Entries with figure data

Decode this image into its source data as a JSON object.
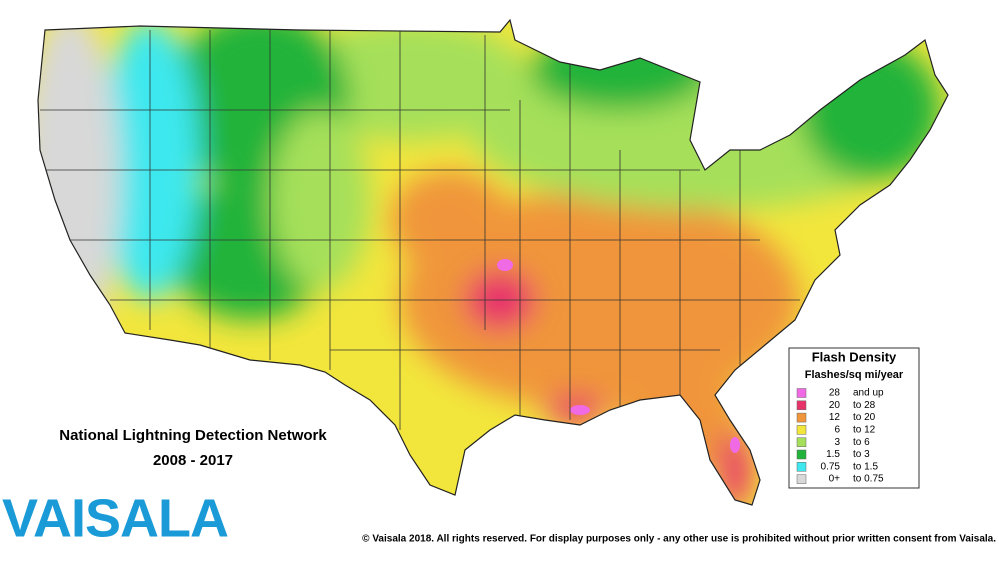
{
  "title": "National Lightning Detection Network",
  "subtitle": "2008 - 2017",
  "logo": "VAISALA",
  "copyright": "© Vaisala 2018. All rights reserved. For display purposes only - any other use is prohibited without prior written consent from Vaisala.",
  "legend": {
    "title": "Flash Density",
    "subtitle": "Flashes/sq mi/year",
    "items": [
      {
        "from": "28",
        "to": "and up",
        "color": "#f06ae6"
      },
      {
        "from": "20",
        "to": "to 28",
        "color": "#e8336a"
      },
      {
        "from": "12",
        "to": "to 20",
        "color": "#f0953a"
      },
      {
        "from": "6",
        "to": "to 12",
        "color": "#f2e63c"
      },
      {
        "from": "3",
        "to": "to 6",
        "color": "#a6e05a"
      },
      {
        "from": "1.5",
        "to": "to 3",
        "color": "#22b33a"
      },
      {
        "from": "0.75",
        "to": "to 1.5",
        "color": "#3ee8ee"
      },
      {
        "from": "0+",
        "to": "to 0.75",
        "color": "#d8d8d8"
      }
    ]
  }
}
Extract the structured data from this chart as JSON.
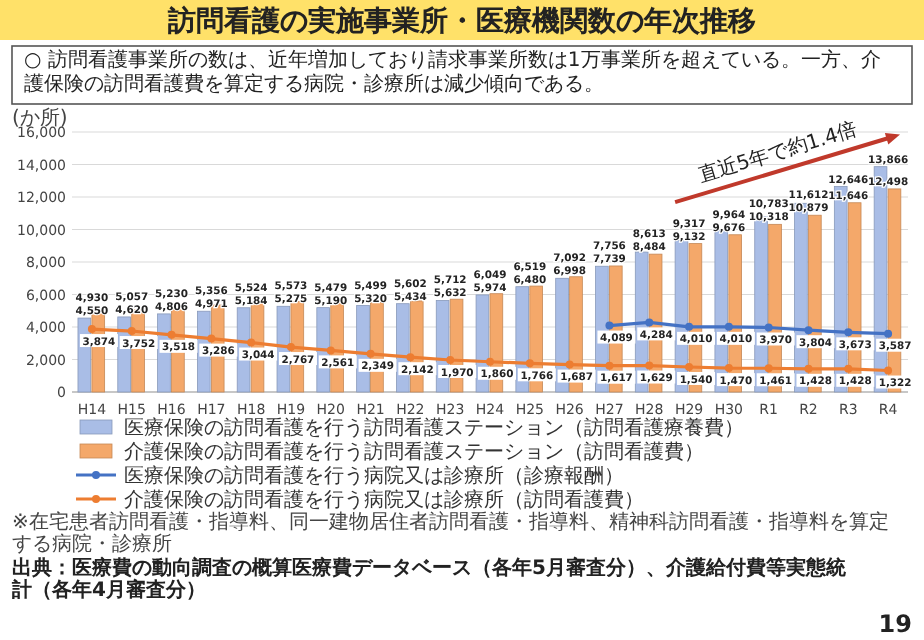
{
  "chart_data": {
    "type": "bar",
    "title": "訪問看護の実施事業所・医療機関数の年次推移",
    "subtitle": "○ 訪問看護事業所の数は、近年増加しており請求事業所数は1万事業所を超えている。一方、介護保険の訪問看護費を算定する病院・診療所は減少傾向である。",
    "ylabel": "(か所)",
    "categories": [
      "H14",
      "H15",
      "H16",
      "H17",
      "H18",
      "H19",
      "H20",
      "H21",
      "H22",
      "H23",
      "H24",
      "H25",
      "H26",
      "H27",
      "H28",
      "H29",
      "H30",
      "R1",
      "R2",
      "R3",
      "R4"
    ],
    "series": [
      {
        "name": "医療保険の訪問看護を行う訪問看護ステーション（訪問看護療養費）",
        "color": "#a9bde6",
        "values": [
          4550,
          4620,
          4806,
          4971,
          5184,
          5275,
          5190,
          5320,
          5434,
          5632,
          5974,
          6480,
          6998,
          7739,
          8613,
          9317,
          9964,
          10783,
          11612,
          12646,
          13866
        ],
        "value_labels": [
          "4,550",
          "4,620",
          "4,806",
          "4,971",
          "5,184",
          "5,275",
          "5,190",
          "5,320",
          "5,434",
          "5,632",
          "5,974",
          "6,480",
          "6,998",
          "7,739",
          "8,613",
          "9,317",
          "9,964",
          "10,783",
          "11,612",
          "12,646",
          "13,866"
        ]
      },
      {
        "name": "介護保険の訪問看護を行う訪問看護ステーション（訪問看護費）",
        "color": "#f4a86a",
        "values": [
          4930,
          5057,
          5230,
          5356,
          5524,
          5573,
          5479,
          5499,
          5602,
          5712,
          6049,
          6519,
          7092,
          7756,
          8484,
          9132,
          9676,
          10318,
          10879,
          11646,
          12498
        ],
        "value_labels": [
          "4,930",
          "5,057",
          "5,230",
          "5,356",
          "5,524",
          "5,573",
          "5,479",
          "5,499",
          "5,602",
          "5,712",
          "6,049",
          "6,519",
          "7,092",
          "7,756",
          "8,484",
          "9,132",
          "9,676",
          "10,318",
          "10,879",
          "11,646",
          "12,498"
        ]
      },
      {
        "name": "医療保険の訪問看護を行う病院又は診療所（診療報酬）",
        "type": "line",
        "color": "#4472c4",
        "values": [
          null,
          null,
          null,
          null,
          null,
          null,
          null,
          null,
          null,
          null,
          null,
          null,
          null,
          4089,
          4284,
          4010,
          4010,
          3970,
          3804,
          3673,
          3587
        ],
        "value_labels": [
          null,
          null,
          null,
          null,
          null,
          null,
          null,
          null,
          null,
          null,
          null,
          null,
          null,
          "4,089",
          "4,284",
          "4,010",
          "4,010",
          "3,970",
          "3,804",
          "3,673",
          "3,587"
        ]
      },
      {
        "name": "介護保険の訪問看護を行う病院又は診療所（訪問看護費）",
        "type": "line",
        "color": "#ed7d31",
        "values": [
          3874,
          3752,
          3518,
          3286,
          3044,
          2767,
          2561,
          2349,
          2142,
          1970,
          1860,
          1766,
          1687,
          1617,
          1629,
          1540,
          1470,
          1461,
          1428,
          1428,
          1322
        ],
        "value_labels": [
          "3,874",
          "3,752",
          "3,518",
          "3,286",
          "3,044",
          "2,767",
          "2,561",
          "2,349",
          "2,142",
          "1,970",
          "1,860",
          "1,766",
          "1,687",
          "1,617",
          "1,629",
          "1,540",
          "1,470",
          "1,461",
          "1,428",
          "1,428",
          "1,322"
        ]
      }
    ],
    "ylim": [
      0,
      16000
    ],
    "yticks": [
      {
        "value": 0,
        "label": "0"
      },
      {
        "value": 2000,
        "label": "2,000"
      },
      {
        "value": 4000,
        "label": "4,000"
      },
      {
        "value": 6000,
        "label": "6,000"
      },
      {
        "value": 8000,
        "label": "8,000"
      },
      {
        "value": 10000,
        "label": "10,000"
      },
      {
        "value": 12000,
        "label": "12,000"
      },
      {
        "value": 14000,
        "label": "14,000"
      },
      {
        "value": 16000,
        "label": "16,000"
      }
    ],
    "grid": "y",
    "legend": "bottom",
    "marker": "circle",
    "annotations": [
      "直近5年で約1.4倍",
      "※在宅患者訪問看護・指導料、同一建物居住者訪問看護・指導料、精神科訪問看護・指導料を算定する病院・診療所",
      "出典：医療費の動向調査の概算医療費データベース（各年5月審査分）、介護給付費等実態統計（各年4月審査分）",
      "19"
    ]
  }
}
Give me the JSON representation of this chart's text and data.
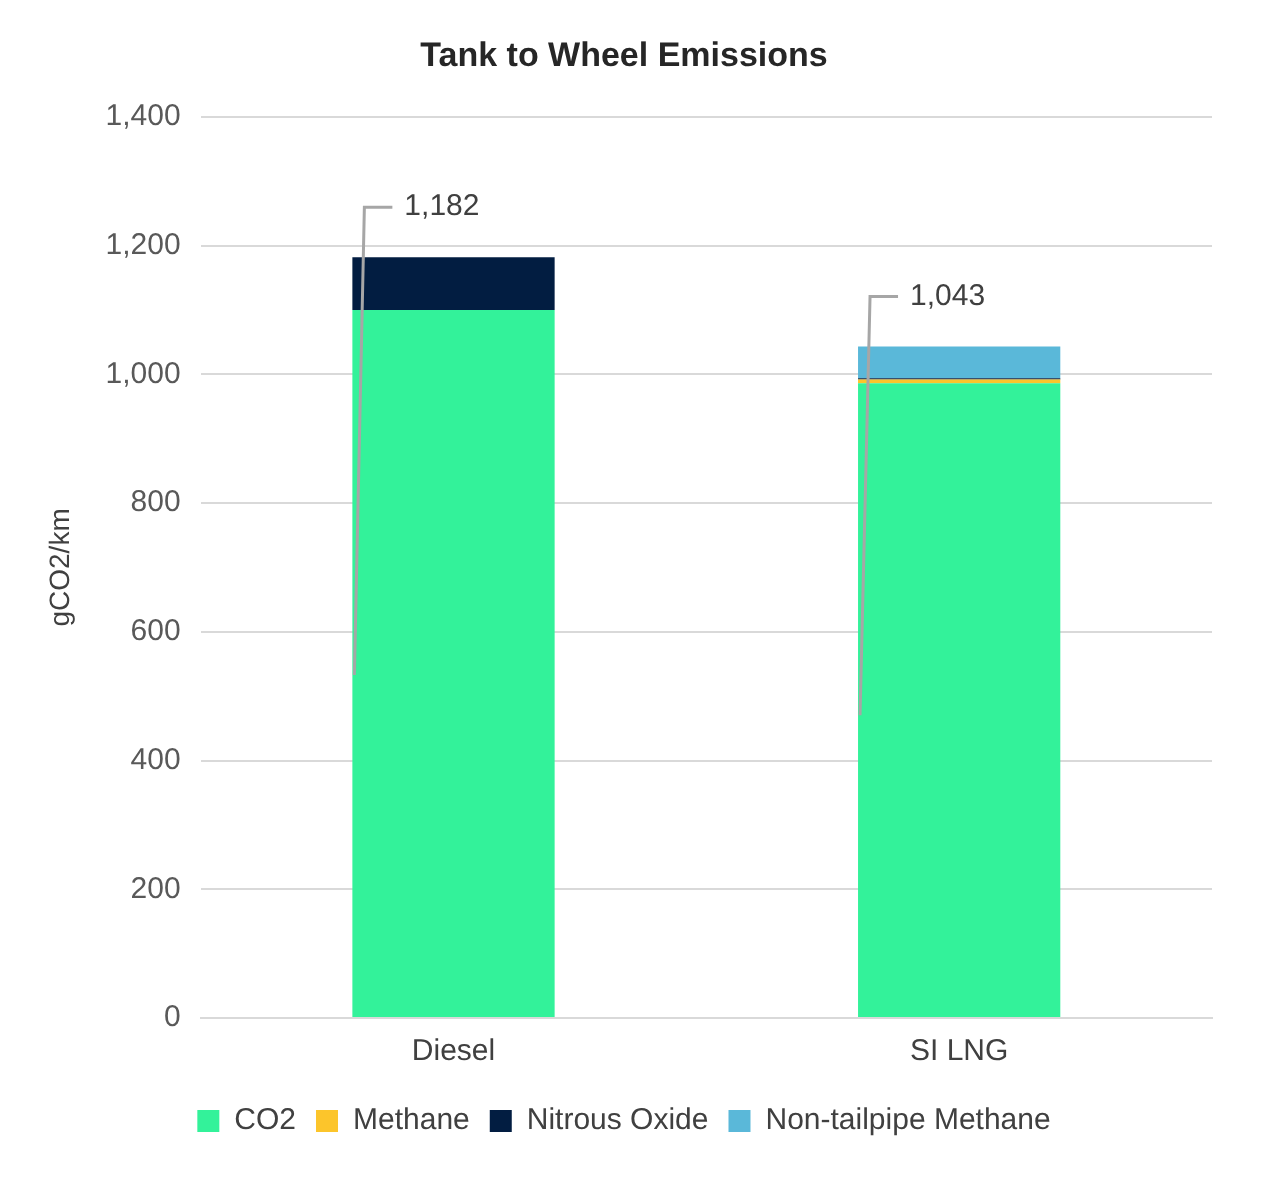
{
  "chart_data": {
    "type": "bar",
    "title": "Tank to Wheel Emissions",
    "ylabel": "gCO2/km",
    "categories": [
      "Diesel",
      "SI LNG"
    ],
    "stacked": true,
    "series": [
      {
        "name": "CO2",
        "color": "#33f29a",
        "values": [
          1100,
          986
        ]
      },
      {
        "name": "Methane",
        "color": "#fcc52b",
        "values": [
          0,
          6
        ]
      },
      {
        "name": "Nitrous Oxide",
        "color": "#021d41",
        "values": [
          82,
          2
        ]
      },
      {
        "name": "Non-tailpipe Methane",
        "color": "#5ab8d9",
        "values": [
          0,
          49
        ]
      }
    ],
    "totals": [
      "1,182",
      "1,043"
    ],
    "ylim": [
      0,
      1400
    ],
    "yticks": [
      {
        "value": 0,
        "label": "0"
      },
      {
        "value": 200,
        "label": "200"
      },
      {
        "value": 400,
        "label": "400"
      },
      {
        "value": 600,
        "label": "600"
      },
      {
        "value": 800,
        "label": "800"
      },
      {
        "value": 1000,
        "label": "1,000"
      },
      {
        "value": 1200,
        "label": "1,200"
      },
      {
        "value": 1400,
        "label": "1,400"
      }
    ],
    "grid": "y",
    "legend": "bottom"
  }
}
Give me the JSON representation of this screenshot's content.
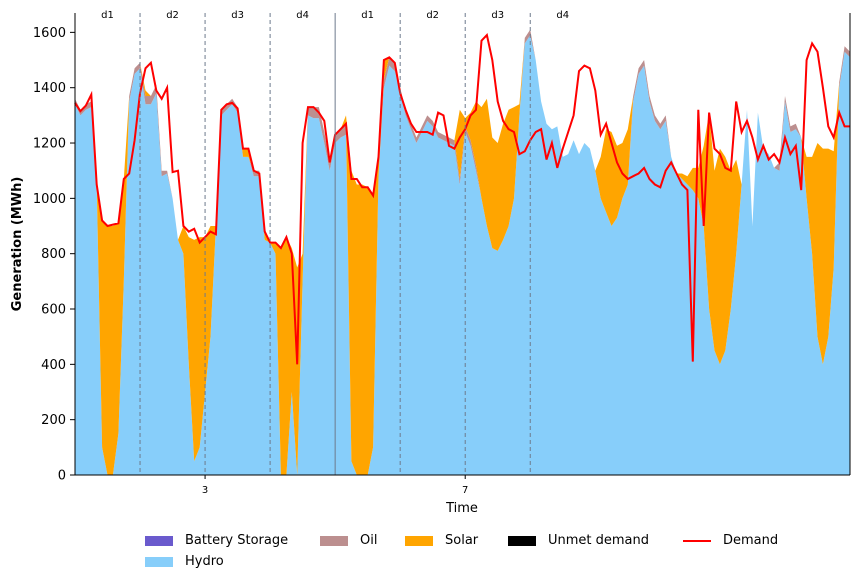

• **Task requirements**:
Of the lines in the material, how many hold the word "from"? Reply with the number only.

• **Output for this exercise**:
10